Rows from a dataset

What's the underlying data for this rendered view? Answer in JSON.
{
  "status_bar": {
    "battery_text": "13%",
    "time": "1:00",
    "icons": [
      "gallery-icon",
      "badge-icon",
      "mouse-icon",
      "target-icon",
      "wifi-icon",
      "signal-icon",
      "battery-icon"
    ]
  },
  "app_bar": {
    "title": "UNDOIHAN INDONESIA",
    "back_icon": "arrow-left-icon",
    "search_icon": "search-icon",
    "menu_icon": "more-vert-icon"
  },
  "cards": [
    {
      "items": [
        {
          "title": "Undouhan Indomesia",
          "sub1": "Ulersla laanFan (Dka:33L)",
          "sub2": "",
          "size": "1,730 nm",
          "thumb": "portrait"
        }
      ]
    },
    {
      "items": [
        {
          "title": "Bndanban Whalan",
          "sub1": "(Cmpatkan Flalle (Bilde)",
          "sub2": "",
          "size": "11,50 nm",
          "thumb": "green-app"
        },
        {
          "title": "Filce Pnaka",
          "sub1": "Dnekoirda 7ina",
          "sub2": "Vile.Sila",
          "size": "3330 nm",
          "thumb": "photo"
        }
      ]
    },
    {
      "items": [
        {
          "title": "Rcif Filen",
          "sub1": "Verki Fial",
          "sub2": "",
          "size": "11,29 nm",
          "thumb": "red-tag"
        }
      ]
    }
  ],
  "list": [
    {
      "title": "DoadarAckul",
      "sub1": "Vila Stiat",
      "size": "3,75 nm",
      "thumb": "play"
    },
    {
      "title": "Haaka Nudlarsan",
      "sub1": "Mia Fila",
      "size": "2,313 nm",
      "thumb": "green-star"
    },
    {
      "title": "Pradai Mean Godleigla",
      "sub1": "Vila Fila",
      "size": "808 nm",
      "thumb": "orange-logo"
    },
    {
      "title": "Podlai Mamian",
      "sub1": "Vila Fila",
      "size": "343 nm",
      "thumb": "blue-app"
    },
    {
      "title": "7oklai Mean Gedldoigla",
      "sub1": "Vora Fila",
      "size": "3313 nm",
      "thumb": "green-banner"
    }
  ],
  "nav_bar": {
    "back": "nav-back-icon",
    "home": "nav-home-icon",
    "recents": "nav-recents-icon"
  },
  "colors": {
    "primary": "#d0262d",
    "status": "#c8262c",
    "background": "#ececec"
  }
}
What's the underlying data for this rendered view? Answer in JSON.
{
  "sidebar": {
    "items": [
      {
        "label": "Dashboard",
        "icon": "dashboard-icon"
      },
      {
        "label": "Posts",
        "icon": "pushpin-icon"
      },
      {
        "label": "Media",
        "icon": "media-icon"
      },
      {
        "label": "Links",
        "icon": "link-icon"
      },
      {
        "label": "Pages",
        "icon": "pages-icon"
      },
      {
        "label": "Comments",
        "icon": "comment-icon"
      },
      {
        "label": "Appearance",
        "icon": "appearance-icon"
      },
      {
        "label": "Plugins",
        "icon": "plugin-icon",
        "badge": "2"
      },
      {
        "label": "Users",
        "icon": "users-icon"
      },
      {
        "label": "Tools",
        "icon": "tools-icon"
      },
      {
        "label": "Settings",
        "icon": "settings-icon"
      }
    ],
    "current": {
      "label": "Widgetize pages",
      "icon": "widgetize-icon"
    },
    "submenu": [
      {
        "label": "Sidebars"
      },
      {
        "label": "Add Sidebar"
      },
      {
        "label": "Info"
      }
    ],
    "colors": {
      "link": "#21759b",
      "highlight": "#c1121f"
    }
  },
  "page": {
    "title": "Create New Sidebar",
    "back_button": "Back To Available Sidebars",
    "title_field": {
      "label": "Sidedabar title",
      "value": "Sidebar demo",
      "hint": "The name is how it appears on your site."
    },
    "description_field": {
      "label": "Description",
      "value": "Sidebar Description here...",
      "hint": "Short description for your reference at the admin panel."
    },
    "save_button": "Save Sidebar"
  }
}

WHAT THE TASK REQUIRES: The lines above should be duplicated exactly.

SOLUTION FOR THIS EXERCISE:
What's the underlying data for this rendered view? Answer in JSON.
{
  "status_bar": {
    "battery_text": "13%",
    "time": "1:00",
    "icons": [
      "gallery-icon",
      "badge-icon",
      "mouse-icon",
      "target-icon",
      "wifi-icon",
      "signal-icon",
      "battery-icon"
    ]
  },
  "app_bar": {
    "title": "UNDOIHAN INDONESIA",
    "back_icon": "arrow-left-icon",
    "search_icon": "search-icon",
    "menu_icon": "more-vert-icon"
  },
  "cards": [
    {
      "items": [
        {
          "title": "Undouhan Indomesia",
          "sub1": "Ulersla laanFan (Dka:33L)",
          "sub2": "",
          "size": "1,730 nm",
          "thumb": "portrait"
        }
      ]
    },
    {
      "items": [
        {
          "title": "Bndanban Whalan",
          "sub1": "(Cmpatkan Flalle (Bilde)",
          "sub2": "",
          "size": "11,50 nm",
          "thumb": "green-app"
        },
        {
          "title": "Filce Pnaka",
          "sub1": "Dnekoirda 7ina",
          "sub2": "Vile.Sila",
          "size": "3330 nm",
          "thumb": "photo"
        }
      ]
    },
    {
      "items": [
        {
          "title": "Rcif Filen",
          "sub1": "Verki Fial",
          "sub2": "",
          "size": "11,29 nm",
          "thumb": "red-tag"
        }
      ]
    }
  ],
  "list": [
    {
      "title": "DoadarAckul",
      "sub1": "Vila Stiat",
      "size": "3,75 nm",
      "thumb": "play"
    },
    {
      "title": "Haaka Nudlarsan",
      "sub1": "Mia Fila",
      "size": "2,313 nm",
      "thumb": "green-star"
    },
    {
      "title": "Pradai Mean Godleigla",
      "sub1": "Vila Fila",
      "size": "808 nm",
      "thumb": "orange-logo"
    },
    {
      "title": "Podlai Mamian",
      "sub1": "Vila Fila",
      "size": "343 nm",
      "thumb": "blue-app"
    },
    {
      "title": "7oklai Mean Gedldoigla",
      "sub1": "Vora Fila",
      "size": "3313 nm",
      "thumb": "green-banner"
    }
  ],
  "nav_bar": {
    "back": "nav-back-icon",
    "home": "nav-home-icon",
    "recents": "nav-recents-icon"
  },
  "colors": {
    "primary": "#d0262d",
    "status": "#c8262c",
    "background": "#ececec"
  }
}
What's the underlying data for this rendered view? Answer in JSON.
{
  "sidebar": {
    "items": [
      {
        "label": "Dashboard",
        "icon": "dashboard-icon"
      },
      {
        "label": "Posts",
        "icon": "pushpin-icon"
      },
      {
        "label": "Media",
        "icon": "media-icon"
      },
      {
        "label": "Links",
        "icon": "link-icon"
      },
      {
        "label": "Pages",
        "icon": "pages-icon"
      },
      {
        "label": "Comments",
        "icon": "comment-icon"
      },
      {
        "label": "Appearance",
        "icon": "appearance-icon"
      },
      {
        "label": "Plugins",
        "icon": "plugin-icon",
        "badge": "2"
      },
      {
        "label": "Users",
        "icon": "users-icon"
      },
      {
        "label": "Tools",
        "icon": "tools-icon"
      },
      {
        "label": "Settings",
        "icon": "settings-icon"
      }
    ],
    "current": {
      "label": "Widgetize pages",
      "icon": "widgetize-icon"
    },
    "submenu": [
      {
        "label": "Sidebars"
      },
      {
        "label": "Add Sidebar"
      },
      {
        "label": "Info"
      }
    ],
    "colors": {
      "link": "#21759b",
      "highlight": "#c1121f"
    }
  },
  "page": {
    "title": "Create New Sidebar",
    "back_button": "Back To Available Sidebars",
    "title_field": {
      "label": "Sidedabar title",
      "value": "Sidebar demo",
      "hint": "The name is how it appears on your site."
    },
    "description_field": {
      "label": "Description",
      "value": "Sidebar Description here...",
      "hint": "Short description for your reference at the admin panel."
    },
    "save_button": "Save Sidebar"
  }
}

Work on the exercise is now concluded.